-- THE REQUEST --
Output the full listing below exactly as it reads, and skip anything that is a picture.

Figure collection entries

····················

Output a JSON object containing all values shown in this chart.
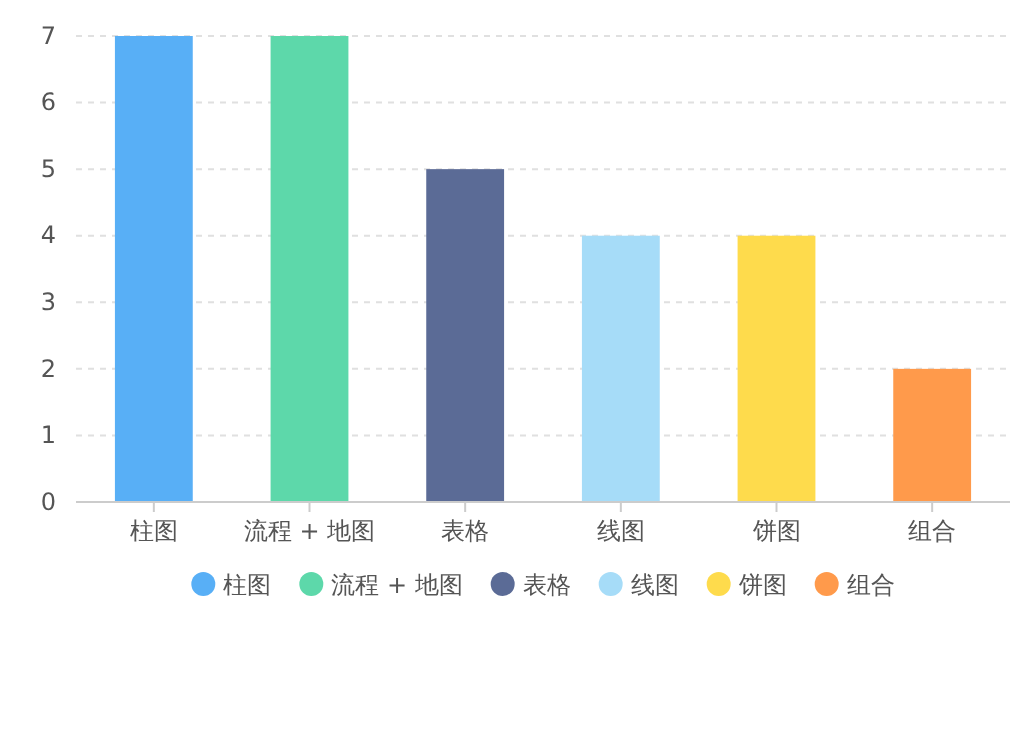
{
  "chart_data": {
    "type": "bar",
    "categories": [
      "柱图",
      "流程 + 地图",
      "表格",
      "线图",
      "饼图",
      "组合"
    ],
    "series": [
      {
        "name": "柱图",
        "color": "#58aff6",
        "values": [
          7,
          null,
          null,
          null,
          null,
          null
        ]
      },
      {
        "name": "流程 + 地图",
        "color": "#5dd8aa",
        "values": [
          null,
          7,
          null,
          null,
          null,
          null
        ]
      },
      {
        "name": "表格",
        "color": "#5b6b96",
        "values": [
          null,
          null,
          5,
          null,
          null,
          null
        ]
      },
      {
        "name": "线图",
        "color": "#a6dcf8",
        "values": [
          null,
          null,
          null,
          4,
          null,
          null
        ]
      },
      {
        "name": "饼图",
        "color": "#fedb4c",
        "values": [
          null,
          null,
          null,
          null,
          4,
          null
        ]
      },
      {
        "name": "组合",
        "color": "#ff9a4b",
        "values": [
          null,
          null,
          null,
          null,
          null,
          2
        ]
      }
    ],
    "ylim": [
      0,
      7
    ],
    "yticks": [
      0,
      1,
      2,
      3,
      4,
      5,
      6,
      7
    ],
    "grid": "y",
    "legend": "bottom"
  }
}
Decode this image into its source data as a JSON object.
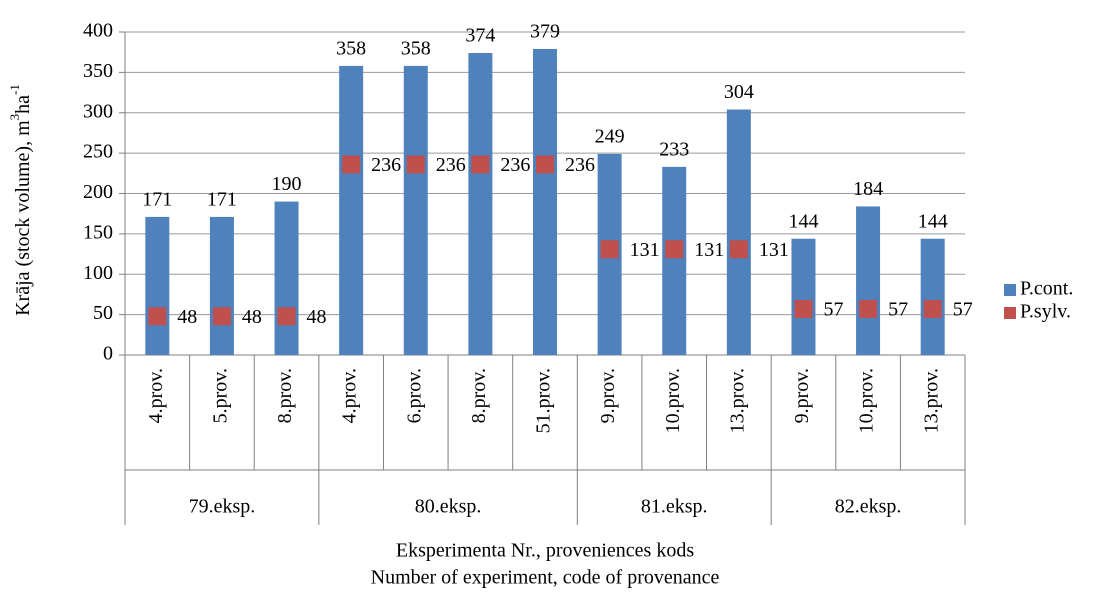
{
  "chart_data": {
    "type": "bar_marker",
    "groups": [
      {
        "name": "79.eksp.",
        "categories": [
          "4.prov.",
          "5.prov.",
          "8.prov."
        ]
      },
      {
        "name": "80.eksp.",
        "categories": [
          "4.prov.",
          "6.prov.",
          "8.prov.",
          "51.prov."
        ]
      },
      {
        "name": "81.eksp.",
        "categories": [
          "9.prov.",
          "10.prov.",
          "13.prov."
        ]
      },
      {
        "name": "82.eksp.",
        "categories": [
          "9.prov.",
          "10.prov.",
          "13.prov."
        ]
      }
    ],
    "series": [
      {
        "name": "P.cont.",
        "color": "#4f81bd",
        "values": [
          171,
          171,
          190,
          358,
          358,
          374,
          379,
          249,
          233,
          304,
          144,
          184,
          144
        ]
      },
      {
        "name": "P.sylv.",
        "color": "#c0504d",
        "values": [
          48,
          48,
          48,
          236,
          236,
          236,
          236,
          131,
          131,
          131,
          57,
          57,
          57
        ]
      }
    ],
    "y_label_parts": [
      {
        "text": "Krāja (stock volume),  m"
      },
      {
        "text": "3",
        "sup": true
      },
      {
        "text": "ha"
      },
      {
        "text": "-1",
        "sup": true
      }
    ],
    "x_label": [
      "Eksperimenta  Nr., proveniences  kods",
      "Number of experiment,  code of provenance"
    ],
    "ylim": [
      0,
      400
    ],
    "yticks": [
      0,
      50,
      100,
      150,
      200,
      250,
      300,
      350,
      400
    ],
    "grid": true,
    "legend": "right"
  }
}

····················

-- RESULT OF THIS TASK --
Output a JSON object containing all values shown in this chart.
{
  "chart_data": {
    "type": "bar",
    "categories": [
      "柱图",
      "流程 + 地图",
      "表格",
      "线图",
      "饼图",
      "组合"
    ],
    "series": [
      {
        "name": "柱图",
        "color": "#58aff6",
        "values": [
          7,
          null,
          null,
          null,
          null,
          null
        ]
      },
      {
        "name": "流程 + 地图",
        "color": "#5dd8aa",
        "values": [
          null,
          7,
          null,
          null,
          null,
          null
        ]
      },
      {
        "name": "表格",
        "color": "#5b6b96",
        "values": [
          null,
          null,
          5,
          null,
          null,
          null
        ]
      },
      {
        "name": "线图",
        "color": "#a6dcf8",
        "values": [
          null,
          null,
          null,
          4,
          null,
          null
        ]
      },
      {
        "name": "饼图",
        "color": "#fedb4c",
        "values": [
          null,
          null,
          null,
          null,
          4,
          null
        ]
      },
      {
        "name": "组合",
        "color": "#ff9a4b",
        "values": [
          null,
          null,
          null,
          null,
          null,
          2
        ]
      }
    ],
    "ylim": [
      0,
      7
    ],
    "yticks": [
      0,
      1,
      2,
      3,
      4,
      5,
      6,
      7
    ],
    "grid": "y",
    "legend": "bottom"
  }
}
Decode this image into its source data as a JSON object.
{
  "chart_data": {
    "type": "bar_marker",
    "groups": [
      {
        "name": "79.eksp.",
        "categories": [
          "4.prov.",
          "5.prov.",
          "8.prov."
        ]
      },
      {
        "name": "80.eksp.",
        "categories": [
          "4.prov.",
          "6.prov.",
          "8.prov.",
          "51.prov."
        ]
      },
      {
        "name": "81.eksp.",
        "categories": [
          "9.prov.",
          "10.prov.",
          "13.prov."
        ]
      },
      {
        "name": "82.eksp.",
        "categories": [
          "9.prov.",
          "10.prov.",
          "13.prov."
        ]
      }
    ],
    "series": [
      {
        "name": "P.cont.",
        "color": "#4f81bd",
        "values": [
          171,
          171,
          190,
          358,
          358,
          374,
          379,
          249,
          233,
          304,
          144,
          184,
          144
        ]
      },
      {
        "name": "P.sylv.",
        "color": "#c0504d",
        "values": [
          48,
          48,
          48,
          236,
          236,
          236,
          236,
          131,
          131,
          131,
          57,
          57,
          57
        ]
      }
    ],
    "y_label_parts": [
      {
        "text": "Krāja (stock volume),  m"
      },
      {
        "text": "3",
        "sup": true
      },
      {
        "text": "ha"
      },
      {
        "text": "-1",
        "sup": true
      }
    ],
    "x_label": [
      "Eksperimenta  Nr., proveniences  kods",
      "Number of experiment,  code of provenance"
    ],
    "ylim": [
      0,
      400
    ],
    "yticks": [
      0,
      50,
      100,
      150,
      200,
      250,
      300,
      350,
      400
    ],
    "grid": true,
    "legend": "right"
  }
}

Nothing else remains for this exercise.